• Records provided:
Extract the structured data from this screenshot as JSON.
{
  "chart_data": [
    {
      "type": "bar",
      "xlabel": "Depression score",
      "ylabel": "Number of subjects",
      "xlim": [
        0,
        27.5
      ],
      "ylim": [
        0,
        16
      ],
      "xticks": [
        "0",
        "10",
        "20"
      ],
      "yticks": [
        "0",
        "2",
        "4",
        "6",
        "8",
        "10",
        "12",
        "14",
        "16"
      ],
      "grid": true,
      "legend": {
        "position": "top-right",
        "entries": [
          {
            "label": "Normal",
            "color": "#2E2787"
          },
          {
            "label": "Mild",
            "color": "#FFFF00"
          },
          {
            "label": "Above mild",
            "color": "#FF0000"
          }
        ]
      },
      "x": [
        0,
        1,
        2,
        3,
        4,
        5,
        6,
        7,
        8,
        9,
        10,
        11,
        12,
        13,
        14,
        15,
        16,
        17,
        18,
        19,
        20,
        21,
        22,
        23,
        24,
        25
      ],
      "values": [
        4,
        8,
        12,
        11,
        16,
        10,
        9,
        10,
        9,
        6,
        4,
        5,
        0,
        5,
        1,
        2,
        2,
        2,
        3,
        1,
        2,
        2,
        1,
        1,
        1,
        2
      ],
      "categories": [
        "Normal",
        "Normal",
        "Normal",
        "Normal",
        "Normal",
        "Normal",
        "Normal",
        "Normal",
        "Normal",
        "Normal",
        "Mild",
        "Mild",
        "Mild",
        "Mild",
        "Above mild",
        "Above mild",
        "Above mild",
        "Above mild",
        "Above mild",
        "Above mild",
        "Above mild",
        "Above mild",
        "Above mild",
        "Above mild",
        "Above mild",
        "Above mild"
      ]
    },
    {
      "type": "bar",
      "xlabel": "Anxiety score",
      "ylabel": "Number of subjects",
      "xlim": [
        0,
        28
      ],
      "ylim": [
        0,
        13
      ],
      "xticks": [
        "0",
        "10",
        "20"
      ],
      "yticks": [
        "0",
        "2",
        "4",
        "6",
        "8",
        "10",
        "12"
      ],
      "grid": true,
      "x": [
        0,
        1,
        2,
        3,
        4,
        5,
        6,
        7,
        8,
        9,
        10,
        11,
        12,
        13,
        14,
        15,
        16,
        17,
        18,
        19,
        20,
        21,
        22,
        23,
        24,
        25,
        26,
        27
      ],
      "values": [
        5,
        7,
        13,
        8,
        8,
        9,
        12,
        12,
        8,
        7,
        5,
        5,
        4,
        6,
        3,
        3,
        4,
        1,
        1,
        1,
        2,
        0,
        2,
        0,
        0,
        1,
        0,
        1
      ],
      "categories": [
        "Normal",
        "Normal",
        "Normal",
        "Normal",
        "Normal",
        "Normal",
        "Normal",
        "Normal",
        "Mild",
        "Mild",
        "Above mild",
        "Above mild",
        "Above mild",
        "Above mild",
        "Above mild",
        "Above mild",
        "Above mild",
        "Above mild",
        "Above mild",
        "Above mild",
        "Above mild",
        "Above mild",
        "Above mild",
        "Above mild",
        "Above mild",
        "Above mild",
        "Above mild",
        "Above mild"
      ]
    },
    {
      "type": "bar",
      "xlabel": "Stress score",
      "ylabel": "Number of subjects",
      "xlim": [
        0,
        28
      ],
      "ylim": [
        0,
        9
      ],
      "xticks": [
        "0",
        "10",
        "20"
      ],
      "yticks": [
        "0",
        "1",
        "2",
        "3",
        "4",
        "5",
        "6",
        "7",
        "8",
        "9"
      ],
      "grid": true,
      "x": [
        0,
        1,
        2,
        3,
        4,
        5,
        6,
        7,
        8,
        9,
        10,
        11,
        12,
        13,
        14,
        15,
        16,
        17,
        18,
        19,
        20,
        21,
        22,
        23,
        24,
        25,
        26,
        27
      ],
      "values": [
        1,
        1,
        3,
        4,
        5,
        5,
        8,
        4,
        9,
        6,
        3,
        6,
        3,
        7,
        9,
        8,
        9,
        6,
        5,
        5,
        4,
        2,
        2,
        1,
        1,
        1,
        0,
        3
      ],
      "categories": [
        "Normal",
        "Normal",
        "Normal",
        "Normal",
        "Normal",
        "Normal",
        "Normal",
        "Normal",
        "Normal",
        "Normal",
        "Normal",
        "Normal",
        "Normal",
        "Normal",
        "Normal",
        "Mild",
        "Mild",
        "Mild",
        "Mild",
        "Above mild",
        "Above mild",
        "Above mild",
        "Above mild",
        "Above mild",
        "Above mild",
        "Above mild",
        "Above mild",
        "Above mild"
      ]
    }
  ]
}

• Short problem:
Copy out the full set of records precisely, leaving nothing out.

• Answer:
Extract the structured data from this screenshot as JSON.
{
  "chart_data": [
    {
      "type": "bar",
      "xlabel": "Depression score",
      "ylabel": "Number of subjects",
      "xlim": [
        0,
        27.5
      ],
      "ylim": [
        0,
        16
      ],
      "xticks": [
        "0",
        "10",
        "20"
      ],
      "yticks": [
        "0",
        "2",
        "4",
        "6",
        "8",
        "10",
        "12",
        "14",
        "16"
      ],
      "grid": true,
      "legend": {
        "position": "top-right",
        "entries": [
          {
            "label": "Normal",
            "color": "#2E2787"
          },
          {
            "label": "Mild",
            "color": "#FFFF00"
          },
          {
            "label": "Above mild",
            "color": "#FF0000"
          }
        ]
      },
      "x": [
        0,
        1,
        2,
        3,
        4,
        5,
        6,
        7,
        8,
        9,
        10,
        11,
        12,
        13,
        14,
        15,
        16,
        17,
        18,
        19,
        20,
        21,
        22,
        23,
        24,
        25
      ],
      "values": [
        4,
        8,
        12,
        11,
        16,
        10,
        9,
        10,
        9,
        6,
        4,
        5,
        0,
        5,
        1,
        2,
        2,
        2,
        3,
        1,
        2,
        2,
        1,
        1,
        1,
        2
      ],
      "categories": [
        "Normal",
        "Normal",
        "Normal",
        "Normal",
        "Normal",
        "Normal",
        "Normal",
        "Normal",
        "Normal",
        "Normal",
        "Mild",
        "Mild",
        "Mild",
        "Mild",
        "Above mild",
        "Above mild",
        "Above mild",
        "Above mild",
        "Above mild",
        "Above mild",
        "Above mild",
        "Above mild",
        "Above mild",
        "Above mild",
        "Above mild",
        "Above mild"
      ]
    },
    {
      "type": "bar",
      "xlabel": "Anxiety score",
      "ylabel": "Number of subjects",
      "xlim": [
        0,
        28
      ],
      "ylim": [
        0,
        13
      ],
      "xticks": [
        "0",
        "10",
        "20"
      ],
      "yticks": [
        "0",
        "2",
        "4",
        "6",
        "8",
        "10",
        "12"
      ],
      "grid": true,
      "x": [
        0,
        1,
        2,
        3,
        4,
        5,
        6,
        7,
        8,
        9,
        10,
        11,
        12,
        13,
        14,
        15,
        16,
        17,
        18,
        19,
        20,
        21,
        22,
        23,
        24,
        25,
        26,
        27
      ],
      "values": [
        5,
        7,
        13,
        8,
        8,
        9,
        12,
        12,
        8,
        7,
        5,
        5,
        4,
        6,
        3,
        3,
        4,
        1,
        1,
        1,
        2,
        0,
        2,
        0,
        0,
        1,
        0,
        1
      ],
      "categories": [
        "Normal",
        "Normal",
        "Normal",
        "Normal",
        "Normal",
        "Normal",
        "Normal",
        "Normal",
        "Mild",
        "Mild",
        "Above mild",
        "Above mild",
        "Above mild",
        "Above mild",
        "Above mild",
        "Above mild",
        "Above mild",
        "Above mild",
        "Above mild",
        "Above mild",
        "Above mild",
        "Above mild",
        "Above mild",
        "Above mild",
        "Above mild",
        "Above mild",
        "Above mild",
        "Above mild"
      ]
    },
    {
      "type": "bar",
      "xlabel": "Stress score",
      "ylabel": "Number of subjects",
      "xlim": [
        0,
        28
      ],
      "ylim": [
        0,
        9
      ],
      "xticks": [
        "0",
        "10",
        "20"
      ],
      "yticks": [
        "0",
        "1",
        "2",
        "3",
        "4",
        "5",
        "6",
        "7",
        "8",
        "9"
      ],
      "grid": true,
      "x": [
        0,
        1,
        2,
        3,
        4,
        5,
        6,
        7,
        8,
        9,
        10,
        11,
        12,
        13,
        14,
        15,
        16,
        17,
        18,
        19,
        20,
        21,
        22,
        23,
        24,
        25,
        26,
        27
      ],
      "values": [
        1,
        1,
        3,
        4,
        5,
        5,
        8,
        4,
        9,
        6,
        3,
        6,
        3,
        7,
        9,
        8,
        9,
        6,
        5,
        5,
        4,
        2,
        2,
        1,
        1,
        1,
        0,
        3
      ],
      "categories": [
        "Normal",
        "Normal",
        "Normal",
        "Normal",
        "Normal",
        "Normal",
        "Normal",
        "Normal",
        "Normal",
        "Normal",
        "Normal",
        "Normal",
        "Normal",
        "Normal",
        "Normal",
        "Mild",
        "Mild",
        "Mild",
        "Mild",
        "Above mild",
        "Above mild",
        "Above mild",
        "Above mild",
        "Above mild",
        "Above mild",
        "Above mild",
        "Above mild",
        "Above mild"
      ]
    }
  ]
}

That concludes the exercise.